Dataset items
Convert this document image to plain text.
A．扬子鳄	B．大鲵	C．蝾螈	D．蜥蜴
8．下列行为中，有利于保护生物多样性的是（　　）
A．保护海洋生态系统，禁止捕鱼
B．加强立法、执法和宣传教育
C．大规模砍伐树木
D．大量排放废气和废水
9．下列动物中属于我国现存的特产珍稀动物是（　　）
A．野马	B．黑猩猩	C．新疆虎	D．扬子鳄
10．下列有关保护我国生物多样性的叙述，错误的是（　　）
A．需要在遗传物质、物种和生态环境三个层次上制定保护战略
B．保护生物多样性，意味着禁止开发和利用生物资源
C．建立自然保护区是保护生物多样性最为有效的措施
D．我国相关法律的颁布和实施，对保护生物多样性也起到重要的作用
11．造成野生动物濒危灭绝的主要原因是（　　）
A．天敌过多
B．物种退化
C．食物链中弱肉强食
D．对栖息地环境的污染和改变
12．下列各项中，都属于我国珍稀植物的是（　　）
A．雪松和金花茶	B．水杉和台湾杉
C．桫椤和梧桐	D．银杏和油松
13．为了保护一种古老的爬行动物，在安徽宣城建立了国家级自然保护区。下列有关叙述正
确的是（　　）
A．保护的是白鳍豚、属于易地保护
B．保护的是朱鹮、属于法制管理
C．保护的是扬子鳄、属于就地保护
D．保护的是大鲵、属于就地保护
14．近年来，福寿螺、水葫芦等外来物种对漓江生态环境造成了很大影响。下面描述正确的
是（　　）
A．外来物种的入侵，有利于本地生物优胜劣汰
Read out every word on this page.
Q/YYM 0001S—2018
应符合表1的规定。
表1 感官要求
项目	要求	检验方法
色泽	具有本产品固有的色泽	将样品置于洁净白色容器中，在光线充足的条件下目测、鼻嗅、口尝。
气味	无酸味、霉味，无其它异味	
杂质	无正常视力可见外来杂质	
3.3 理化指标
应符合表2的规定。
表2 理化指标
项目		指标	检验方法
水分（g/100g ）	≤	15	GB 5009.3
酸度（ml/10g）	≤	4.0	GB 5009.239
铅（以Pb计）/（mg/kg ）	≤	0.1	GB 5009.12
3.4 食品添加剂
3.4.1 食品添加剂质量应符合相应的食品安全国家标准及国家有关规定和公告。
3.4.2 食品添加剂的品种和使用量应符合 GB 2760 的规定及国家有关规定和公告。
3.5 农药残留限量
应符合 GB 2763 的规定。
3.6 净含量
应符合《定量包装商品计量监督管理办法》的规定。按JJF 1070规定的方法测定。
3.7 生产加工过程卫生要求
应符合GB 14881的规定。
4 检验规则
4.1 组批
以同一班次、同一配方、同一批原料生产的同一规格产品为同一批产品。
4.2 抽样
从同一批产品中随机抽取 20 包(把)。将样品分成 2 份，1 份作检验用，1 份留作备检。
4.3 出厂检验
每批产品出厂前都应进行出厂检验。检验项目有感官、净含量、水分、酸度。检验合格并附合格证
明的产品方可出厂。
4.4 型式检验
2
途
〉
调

* _Aim_:
Restate each record word for word.

* _Answer for the task_:
Convert this document image to plain text.
A．扬子鳄	B．大鲵	C．蝾螈	D．蜥蜴
8．下列行为中，有利于保护生物多样性的是（　　）
A．保护海洋生态系统，禁止捕鱼
B．加强立法、执法和宣传教育
C．大规模砍伐树木
D．大量排放废气和废水
9．下列动物中属于我国现存的特产珍稀动物是（　　）
A．野马	B．黑猩猩	C．新疆虎	D．扬子鳄
10．下列有关保护我国生物多样性的叙述，错误的是（　　）
A．需要在遗传物质、物种和生态环境三个层次上制定保护战略
B．保护生物多样性，意味着禁止开发和利用生物资源
C．建立自然保护区是保护生物多样性最为有效的措施
D．我国相关法律的颁布和实施，对保护生物多样性也起到重要的作用
11．造成野生动物濒危灭绝的主要原因是（　　）
A．天敌过多
B．物种退化
C．食物链中弱肉强食
D．对栖息地环境的污染和改变
12．下列各项中，都属于我国珍稀植物的是（　　）
A．雪松和金花茶	B．水杉和台湾杉
C．桫椤和梧桐	D．银杏和油松
13．为了保护一种古老的爬行动物，在安徽宣城建立了国家级自然保护区。下列有关叙述正
确的是（　　）
A．保护的是白鳍豚、属于易地保护
B．保护的是朱鹮、属于法制管理
C．保护的是扬子鳄、属于就地保护
D．保护的是大鲵、属于就地保护
14．近年来，福寿螺、水葫芦等外来物种对漓江生态环境造成了很大影响。下面描述正确的
是（　　）
A．外来物种的入侵，有利于本地生物优胜劣汰
Read out every word on this page.
Q/YYM 0001S—2018
应符合表1的规定。
表1 感官要求
项目	要求	检验方法
色泽	具有本产品固有的色泽	将样品置于洁净白色容器中，在光线充足的条件下目测、鼻嗅、口尝。
气味	无酸味、霉味，无其它异味	
杂质	无正常视力可见外来杂质	
3.3 理化指标
应符合表2的规定。
表2 理化指标
项目		指标	检验方法
水分（g/100g ）	≤	15	GB 5009.3
酸度（ml/10g）	≤	4.0	GB 5009.239
铅（以Pb计）/（mg/kg ）	≤	0.1	GB 5009.12
3.4 食品添加剂
3.4.1 食品添加剂质量应符合相应的食品安全国家标准及国家有关规定和公告。
3.4.2 食品添加剂的品种和使用量应符合 GB 2760 的规定及国家有关规定和公告。
3.5 农药残留限量
应符合 GB 2763 的规定。
3.6 净含量
应符合《定量包装商品计量监督管理办法》的规定。按JJF 1070规定的方法测定。
3.7 生产加工过程卫生要求
应符合GB 14881的规定。
4 检验规则
4.1 组批
以同一班次、同一配方、同一批原料生产的同一规格产品为同一批产品。
4.2 抽样
从同一批产品中随机抽取 20 包(把)。将样品分成 2 份，1 份作检验用，1 份留作备检。
4.3 出厂检验
每批产品出厂前都应进行出厂检验。检验项目有感官、净含量、水分、酸度。检验合格并附合格证
明的产品方可出厂。
4.4 型式检验
2
途
〉
调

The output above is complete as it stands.